GIVEN PROBLEM
List all lines of the data containing the word "family".

Stored entries:
====

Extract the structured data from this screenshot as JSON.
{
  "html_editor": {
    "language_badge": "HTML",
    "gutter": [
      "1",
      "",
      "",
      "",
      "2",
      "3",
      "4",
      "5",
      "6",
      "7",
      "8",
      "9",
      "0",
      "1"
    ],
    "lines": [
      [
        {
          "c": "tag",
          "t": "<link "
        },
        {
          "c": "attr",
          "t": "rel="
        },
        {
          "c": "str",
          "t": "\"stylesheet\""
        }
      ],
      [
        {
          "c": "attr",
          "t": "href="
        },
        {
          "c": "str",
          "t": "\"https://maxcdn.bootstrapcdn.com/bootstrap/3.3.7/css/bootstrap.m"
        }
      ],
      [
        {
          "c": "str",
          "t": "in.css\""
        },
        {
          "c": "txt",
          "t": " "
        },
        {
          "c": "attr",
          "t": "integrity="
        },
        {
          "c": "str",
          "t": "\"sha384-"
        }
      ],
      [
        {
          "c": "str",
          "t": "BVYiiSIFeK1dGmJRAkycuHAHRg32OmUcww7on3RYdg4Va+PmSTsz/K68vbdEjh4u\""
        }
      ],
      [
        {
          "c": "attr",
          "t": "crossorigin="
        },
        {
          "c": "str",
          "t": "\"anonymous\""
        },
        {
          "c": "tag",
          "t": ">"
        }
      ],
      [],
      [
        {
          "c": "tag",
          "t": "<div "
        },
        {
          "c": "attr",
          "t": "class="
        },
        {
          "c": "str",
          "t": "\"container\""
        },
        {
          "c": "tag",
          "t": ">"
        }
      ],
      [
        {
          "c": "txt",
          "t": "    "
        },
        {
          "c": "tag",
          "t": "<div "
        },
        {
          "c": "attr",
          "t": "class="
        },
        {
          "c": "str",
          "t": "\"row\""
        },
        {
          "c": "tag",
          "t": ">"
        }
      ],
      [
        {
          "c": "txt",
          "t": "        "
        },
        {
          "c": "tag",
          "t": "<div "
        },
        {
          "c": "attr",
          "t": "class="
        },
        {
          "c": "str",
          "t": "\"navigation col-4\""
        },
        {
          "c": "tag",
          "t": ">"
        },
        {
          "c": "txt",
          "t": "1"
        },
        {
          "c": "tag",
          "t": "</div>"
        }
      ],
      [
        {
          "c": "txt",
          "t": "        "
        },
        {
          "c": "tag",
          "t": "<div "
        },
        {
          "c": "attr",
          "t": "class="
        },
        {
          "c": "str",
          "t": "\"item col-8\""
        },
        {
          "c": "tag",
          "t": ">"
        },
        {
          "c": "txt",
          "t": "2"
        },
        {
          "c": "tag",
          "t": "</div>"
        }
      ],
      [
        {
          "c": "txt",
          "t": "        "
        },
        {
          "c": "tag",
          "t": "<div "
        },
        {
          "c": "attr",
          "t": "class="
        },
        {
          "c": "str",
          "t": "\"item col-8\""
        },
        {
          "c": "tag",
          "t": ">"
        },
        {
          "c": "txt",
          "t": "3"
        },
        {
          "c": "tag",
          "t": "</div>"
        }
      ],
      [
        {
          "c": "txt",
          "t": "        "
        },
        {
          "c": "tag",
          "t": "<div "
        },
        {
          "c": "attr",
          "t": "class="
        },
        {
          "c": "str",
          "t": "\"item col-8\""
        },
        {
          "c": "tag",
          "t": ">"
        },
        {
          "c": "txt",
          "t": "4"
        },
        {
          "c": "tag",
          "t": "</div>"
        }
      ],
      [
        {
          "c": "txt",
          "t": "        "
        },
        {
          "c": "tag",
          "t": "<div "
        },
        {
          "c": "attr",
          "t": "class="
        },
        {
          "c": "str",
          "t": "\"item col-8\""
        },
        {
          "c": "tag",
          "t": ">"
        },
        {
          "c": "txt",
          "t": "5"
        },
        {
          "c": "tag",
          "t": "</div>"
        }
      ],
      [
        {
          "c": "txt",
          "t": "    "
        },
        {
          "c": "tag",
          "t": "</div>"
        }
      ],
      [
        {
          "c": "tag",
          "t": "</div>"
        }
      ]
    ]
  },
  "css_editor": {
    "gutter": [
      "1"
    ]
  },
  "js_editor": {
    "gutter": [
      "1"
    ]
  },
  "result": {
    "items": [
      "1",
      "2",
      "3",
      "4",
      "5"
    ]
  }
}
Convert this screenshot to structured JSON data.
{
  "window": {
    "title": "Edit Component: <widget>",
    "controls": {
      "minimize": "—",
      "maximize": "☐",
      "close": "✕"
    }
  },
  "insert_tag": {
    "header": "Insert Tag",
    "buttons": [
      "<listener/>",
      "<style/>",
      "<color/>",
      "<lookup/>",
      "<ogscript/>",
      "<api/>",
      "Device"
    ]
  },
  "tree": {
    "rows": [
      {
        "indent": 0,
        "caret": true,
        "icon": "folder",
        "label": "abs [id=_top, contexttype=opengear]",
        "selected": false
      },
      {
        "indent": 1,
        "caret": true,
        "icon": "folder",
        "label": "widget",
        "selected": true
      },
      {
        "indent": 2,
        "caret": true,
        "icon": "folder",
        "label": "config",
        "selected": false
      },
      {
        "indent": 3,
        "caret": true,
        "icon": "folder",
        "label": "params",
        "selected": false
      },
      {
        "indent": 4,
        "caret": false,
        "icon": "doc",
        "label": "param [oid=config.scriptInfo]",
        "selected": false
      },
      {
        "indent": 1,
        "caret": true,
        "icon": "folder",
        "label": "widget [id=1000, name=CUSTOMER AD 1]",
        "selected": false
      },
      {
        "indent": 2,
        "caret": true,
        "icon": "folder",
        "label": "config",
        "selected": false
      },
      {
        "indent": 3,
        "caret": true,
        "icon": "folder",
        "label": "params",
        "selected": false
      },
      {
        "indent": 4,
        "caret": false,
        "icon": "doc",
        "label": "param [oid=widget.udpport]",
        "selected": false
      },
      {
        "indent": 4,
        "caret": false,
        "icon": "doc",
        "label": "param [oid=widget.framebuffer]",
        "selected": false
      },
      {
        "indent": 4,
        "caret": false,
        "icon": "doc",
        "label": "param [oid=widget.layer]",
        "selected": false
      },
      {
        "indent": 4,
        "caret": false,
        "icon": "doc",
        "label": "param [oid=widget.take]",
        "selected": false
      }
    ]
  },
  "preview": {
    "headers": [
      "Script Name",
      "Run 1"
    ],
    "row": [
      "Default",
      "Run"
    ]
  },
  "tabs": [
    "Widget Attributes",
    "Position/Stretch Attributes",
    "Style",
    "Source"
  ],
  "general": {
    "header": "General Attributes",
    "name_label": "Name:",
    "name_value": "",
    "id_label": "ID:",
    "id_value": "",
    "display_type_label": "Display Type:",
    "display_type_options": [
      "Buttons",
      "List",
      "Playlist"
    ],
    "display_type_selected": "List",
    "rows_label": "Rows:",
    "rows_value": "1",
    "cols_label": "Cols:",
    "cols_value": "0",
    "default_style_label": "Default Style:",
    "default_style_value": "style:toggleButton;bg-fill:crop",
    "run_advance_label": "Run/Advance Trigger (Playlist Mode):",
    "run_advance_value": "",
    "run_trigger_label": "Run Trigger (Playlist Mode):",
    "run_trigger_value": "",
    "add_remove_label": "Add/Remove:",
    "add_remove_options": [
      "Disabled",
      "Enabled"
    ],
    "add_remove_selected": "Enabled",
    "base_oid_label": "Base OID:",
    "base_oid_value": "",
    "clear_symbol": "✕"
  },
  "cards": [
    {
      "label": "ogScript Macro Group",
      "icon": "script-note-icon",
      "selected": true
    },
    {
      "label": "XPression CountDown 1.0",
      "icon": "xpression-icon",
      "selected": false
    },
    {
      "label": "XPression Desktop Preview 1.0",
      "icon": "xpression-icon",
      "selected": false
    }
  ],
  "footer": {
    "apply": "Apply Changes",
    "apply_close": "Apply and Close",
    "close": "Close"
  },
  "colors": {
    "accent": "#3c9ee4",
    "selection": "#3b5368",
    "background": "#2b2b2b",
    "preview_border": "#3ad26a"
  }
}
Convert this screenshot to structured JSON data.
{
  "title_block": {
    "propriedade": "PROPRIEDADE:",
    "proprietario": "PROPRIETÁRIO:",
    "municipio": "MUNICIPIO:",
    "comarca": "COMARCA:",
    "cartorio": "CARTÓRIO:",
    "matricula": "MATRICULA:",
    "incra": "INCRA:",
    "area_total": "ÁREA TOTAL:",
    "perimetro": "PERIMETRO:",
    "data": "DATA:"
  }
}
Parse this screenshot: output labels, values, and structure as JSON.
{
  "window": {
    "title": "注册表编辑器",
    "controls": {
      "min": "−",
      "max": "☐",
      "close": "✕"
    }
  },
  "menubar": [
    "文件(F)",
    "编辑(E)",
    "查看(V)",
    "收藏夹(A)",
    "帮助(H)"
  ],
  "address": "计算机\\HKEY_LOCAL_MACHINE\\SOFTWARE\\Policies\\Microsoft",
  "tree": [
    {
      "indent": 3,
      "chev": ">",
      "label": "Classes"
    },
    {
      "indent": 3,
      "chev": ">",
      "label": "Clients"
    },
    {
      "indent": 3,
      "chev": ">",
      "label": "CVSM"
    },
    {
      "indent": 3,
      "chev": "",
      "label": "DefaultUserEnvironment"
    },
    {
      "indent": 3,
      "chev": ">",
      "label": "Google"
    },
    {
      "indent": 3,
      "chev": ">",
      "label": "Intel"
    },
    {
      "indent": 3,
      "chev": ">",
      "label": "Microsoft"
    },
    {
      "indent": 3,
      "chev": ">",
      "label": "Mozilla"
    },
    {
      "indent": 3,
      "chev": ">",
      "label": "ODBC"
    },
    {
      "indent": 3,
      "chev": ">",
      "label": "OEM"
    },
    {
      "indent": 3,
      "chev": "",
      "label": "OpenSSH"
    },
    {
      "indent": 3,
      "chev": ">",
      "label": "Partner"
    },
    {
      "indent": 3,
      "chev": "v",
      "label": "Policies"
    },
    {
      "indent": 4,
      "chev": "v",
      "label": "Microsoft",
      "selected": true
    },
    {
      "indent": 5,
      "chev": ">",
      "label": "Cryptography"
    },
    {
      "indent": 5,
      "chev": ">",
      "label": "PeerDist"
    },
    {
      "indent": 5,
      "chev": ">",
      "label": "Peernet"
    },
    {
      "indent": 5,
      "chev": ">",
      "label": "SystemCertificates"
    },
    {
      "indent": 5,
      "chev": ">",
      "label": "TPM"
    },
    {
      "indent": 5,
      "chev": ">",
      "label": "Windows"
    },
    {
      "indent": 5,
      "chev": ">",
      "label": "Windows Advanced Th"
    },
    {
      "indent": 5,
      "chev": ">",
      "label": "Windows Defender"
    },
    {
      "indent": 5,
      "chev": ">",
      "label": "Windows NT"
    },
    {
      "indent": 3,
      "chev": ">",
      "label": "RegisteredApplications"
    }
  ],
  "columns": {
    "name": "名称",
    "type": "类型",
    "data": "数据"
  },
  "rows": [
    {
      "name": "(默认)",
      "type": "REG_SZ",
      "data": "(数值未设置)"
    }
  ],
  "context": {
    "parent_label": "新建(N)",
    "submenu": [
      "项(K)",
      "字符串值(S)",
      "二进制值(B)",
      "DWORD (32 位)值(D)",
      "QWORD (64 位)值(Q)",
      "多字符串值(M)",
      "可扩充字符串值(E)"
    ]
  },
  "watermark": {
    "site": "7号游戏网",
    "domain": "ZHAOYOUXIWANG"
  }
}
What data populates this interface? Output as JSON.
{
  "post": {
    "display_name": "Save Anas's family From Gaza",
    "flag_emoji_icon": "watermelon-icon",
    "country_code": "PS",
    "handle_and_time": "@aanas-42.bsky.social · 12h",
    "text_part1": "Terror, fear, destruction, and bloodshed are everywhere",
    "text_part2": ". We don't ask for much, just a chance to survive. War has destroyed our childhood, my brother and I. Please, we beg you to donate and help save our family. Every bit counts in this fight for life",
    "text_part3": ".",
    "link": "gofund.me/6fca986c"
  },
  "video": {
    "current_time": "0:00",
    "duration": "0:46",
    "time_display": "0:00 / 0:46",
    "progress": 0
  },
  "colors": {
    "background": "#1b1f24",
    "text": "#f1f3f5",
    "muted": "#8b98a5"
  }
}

====

EXERCISE RESULT
    "display_name": "Save Anas's family From Gaza",
    "text_part2": ". We don't ask for much, just a chance to survive. War has destroyed our childhood, my brother and I. Please, we beg you to donate and help save our family. Every bit counts in this fight for life",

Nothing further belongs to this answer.